▸ **DESCRIPTION OF THE TASK**
Please output the records below in full, exactly as given, but without the images.

▸ **DATA SHOWN**
# # #
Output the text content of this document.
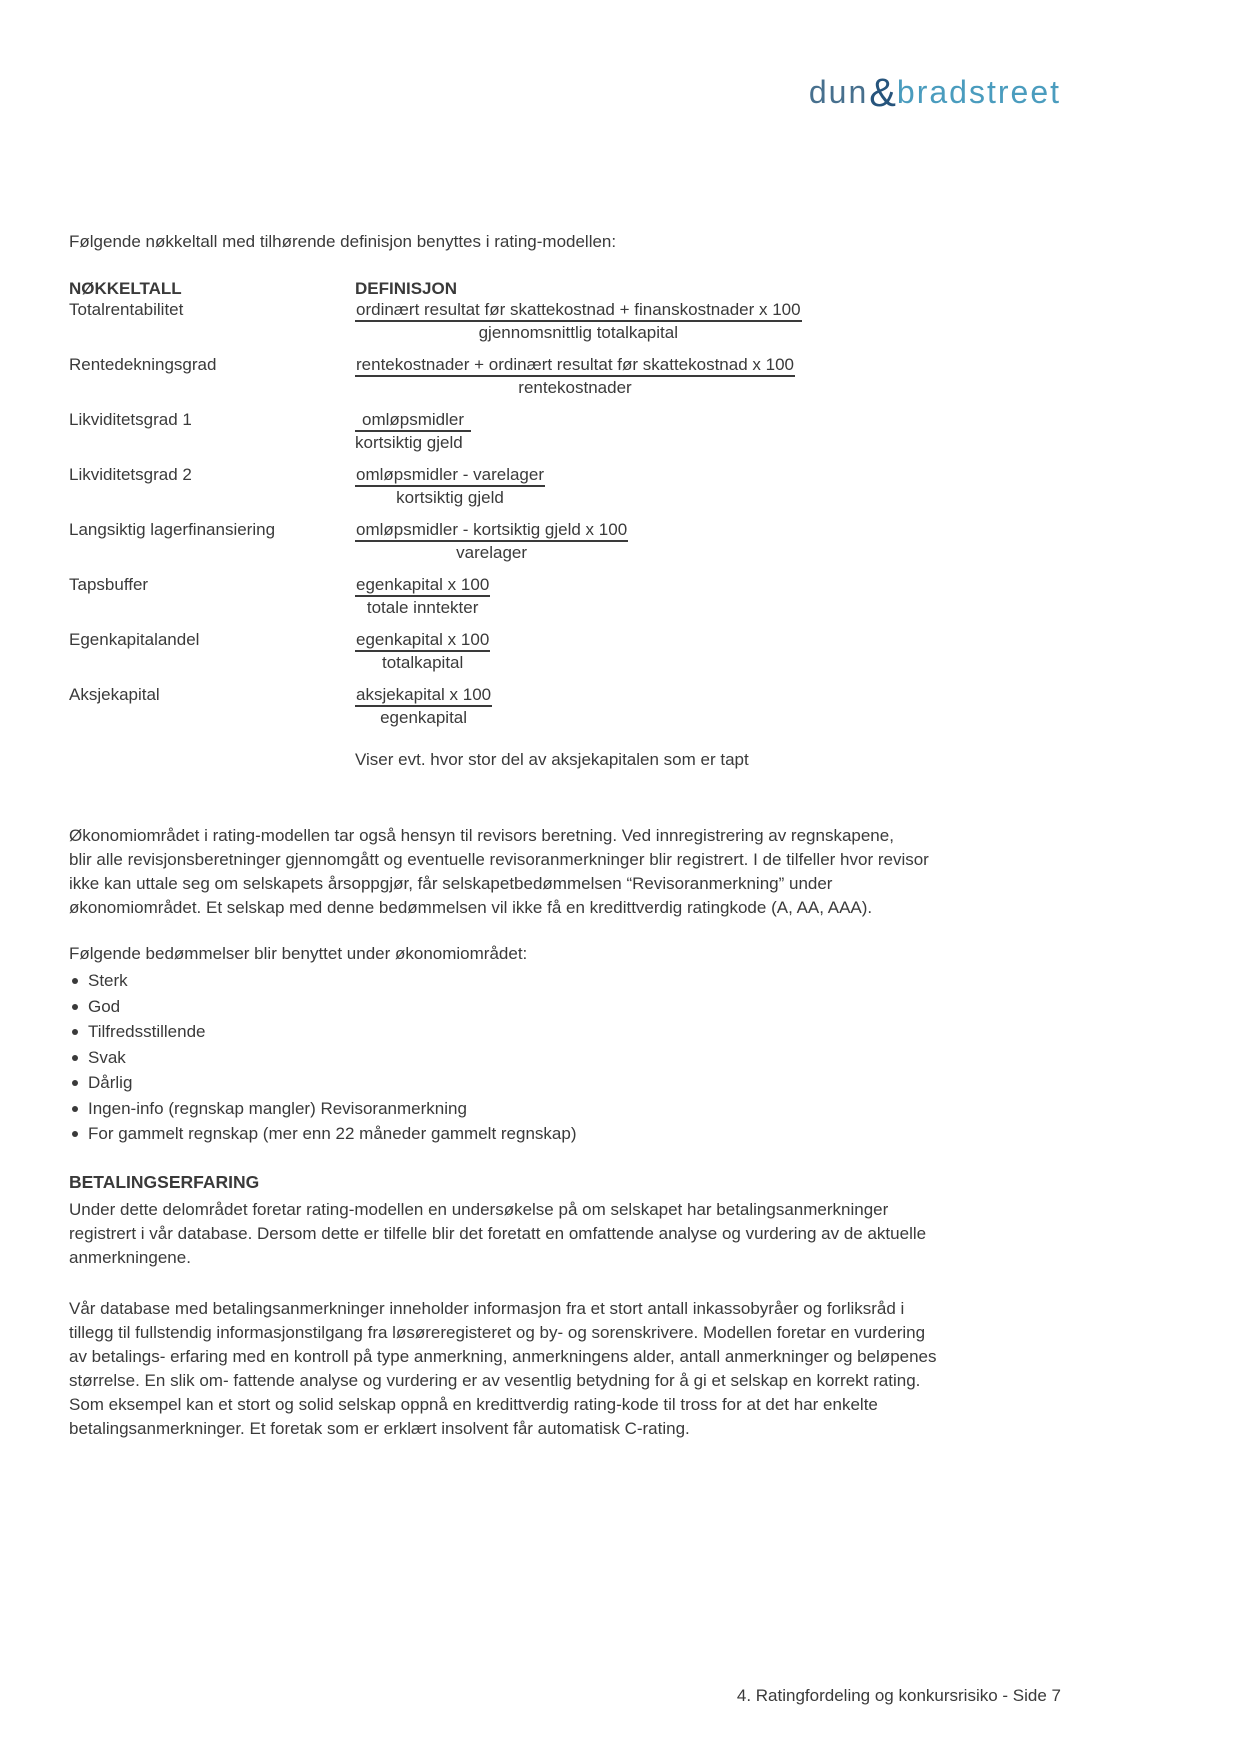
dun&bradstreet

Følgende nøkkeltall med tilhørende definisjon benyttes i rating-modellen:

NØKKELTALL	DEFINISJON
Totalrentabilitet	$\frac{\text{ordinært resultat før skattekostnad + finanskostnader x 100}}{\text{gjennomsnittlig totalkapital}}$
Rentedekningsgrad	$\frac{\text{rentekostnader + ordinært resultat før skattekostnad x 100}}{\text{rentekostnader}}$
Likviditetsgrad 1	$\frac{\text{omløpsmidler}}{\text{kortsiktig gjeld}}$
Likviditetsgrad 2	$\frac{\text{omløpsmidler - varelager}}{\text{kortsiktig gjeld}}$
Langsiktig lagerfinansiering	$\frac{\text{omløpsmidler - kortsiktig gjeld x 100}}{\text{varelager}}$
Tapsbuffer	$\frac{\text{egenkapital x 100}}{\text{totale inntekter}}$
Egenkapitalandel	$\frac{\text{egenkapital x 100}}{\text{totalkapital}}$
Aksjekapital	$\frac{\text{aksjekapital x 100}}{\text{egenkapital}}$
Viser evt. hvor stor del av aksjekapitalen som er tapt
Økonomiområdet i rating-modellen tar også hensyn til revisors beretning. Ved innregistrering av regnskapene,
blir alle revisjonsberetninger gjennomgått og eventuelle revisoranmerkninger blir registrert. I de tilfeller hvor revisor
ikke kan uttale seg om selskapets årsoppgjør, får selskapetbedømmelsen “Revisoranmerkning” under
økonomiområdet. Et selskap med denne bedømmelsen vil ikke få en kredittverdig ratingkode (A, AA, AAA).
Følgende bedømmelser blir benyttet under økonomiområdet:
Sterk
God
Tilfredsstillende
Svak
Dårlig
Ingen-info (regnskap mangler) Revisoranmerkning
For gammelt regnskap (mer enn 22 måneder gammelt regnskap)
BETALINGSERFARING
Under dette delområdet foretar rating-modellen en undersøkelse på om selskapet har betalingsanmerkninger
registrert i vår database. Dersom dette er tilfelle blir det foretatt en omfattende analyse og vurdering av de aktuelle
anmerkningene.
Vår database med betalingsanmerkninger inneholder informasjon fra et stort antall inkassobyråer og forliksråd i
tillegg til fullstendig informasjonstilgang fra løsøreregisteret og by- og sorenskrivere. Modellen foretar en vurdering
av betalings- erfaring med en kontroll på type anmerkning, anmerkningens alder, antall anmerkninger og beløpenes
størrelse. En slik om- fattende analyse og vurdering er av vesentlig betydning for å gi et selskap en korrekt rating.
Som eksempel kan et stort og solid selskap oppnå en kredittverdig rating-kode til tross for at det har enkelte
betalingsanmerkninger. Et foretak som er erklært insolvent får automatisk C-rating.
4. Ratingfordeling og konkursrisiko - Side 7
# # #
▸ **EXERCISE ANSWER**
Output the text content of this document.
dun&bradstreet

Følgende nøkkeltall med tilhørende definisjon benyttes i rating-modellen:

NØKKELTALL	DEFINISJON
Totalrentabilitet	$\frac{\text{ordinært resultat før skattekostnad + finanskostnader x 100}}{\text{gjennomsnittlig totalkapital}}$
Rentedekningsgrad	$\frac{\text{rentekostnader + ordinært resultat før skattekostnad x 100}}{\text{rentekostnader}}$
Likviditetsgrad 1	$\frac{\text{omløpsmidler}}{\text{kortsiktig gjeld}}$
Likviditetsgrad 2	$\frac{\text{omløpsmidler - varelager}}{\text{kortsiktig gjeld}}$
Langsiktig lagerfinansiering	$\frac{\text{omløpsmidler - kortsiktig gjeld x 100}}{\text{varelager}}$
Tapsbuffer	$\frac{\text{egenkapital x 100}}{\text{totale inntekter}}$
Egenkapitalandel	$\frac{\text{egenkapital x 100}}{\text{totalkapital}}$
Aksjekapital	$\frac{\text{aksjekapital x 100}}{\text{egenkapital}}$
Viser evt. hvor stor del av aksjekapitalen som er tapt
Økonomiområdet i rating-modellen tar også hensyn til revisors beretning. Ved innregistrering av regnskapene,
blir alle revisjonsberetninger gjennomgått og eventuelle revisoranmerkninger blir registrert. I de tilfeller hvor revisor
ikke kan uttale seg om selskapets årsoppgjør, får selskapetbedømmelsen “Revisoranmerkning” under
økonomiområdet. Et selskap med denne bedømmelsen vil ikke få en kredittverdig ratingkode (A, AA, AAA).
Følgende bedømmelser blir benyttet under økonomiområdet:
Sterk
God
Tilfredsstillende
Svak
Dårlig
Ingen-info (regnskap mangler) Revisoranmerkning
For gammelt regnskap (mer enn 22 måneder gammelt regnskap)
BETALINGSERFARING
Under dette delområdet foretar rating-modellen en undersøkelse på om selskapet har betalingsanmerkninger
registrert i vår database. Dersom dette er tilfelle blir det foretatt en omfattende analyse og vurdering av de aktuelle
anmerkningene.
Vår database med betalingsanmerkninger inneholder informasjon fra et stort antall inkassobyråer og forliksråd i
tillegg til fullstendig informasjonstilgang fra løsøreregisteret og by- og sorenskrivere. Modellen foretar en vurdering
av betalings- erfaring med en kontroll på type anmerkning, anmerkningens alder, antall anmerkninger og beløpenes
størrelse. En slik om- fattende analyse og vurdering er av vesentlig betydning for å gi et selskap en korrekt rating.
Som eksempel kan et stort og solid selskap oppnå en kredittverdig rating-kode til tross for at det har enkelte
betalingsanmerkninger. Et foretak som er erklært insolvent får automatisk C-rating.
4. Ratingfordeling og konkursrisiko - Side 7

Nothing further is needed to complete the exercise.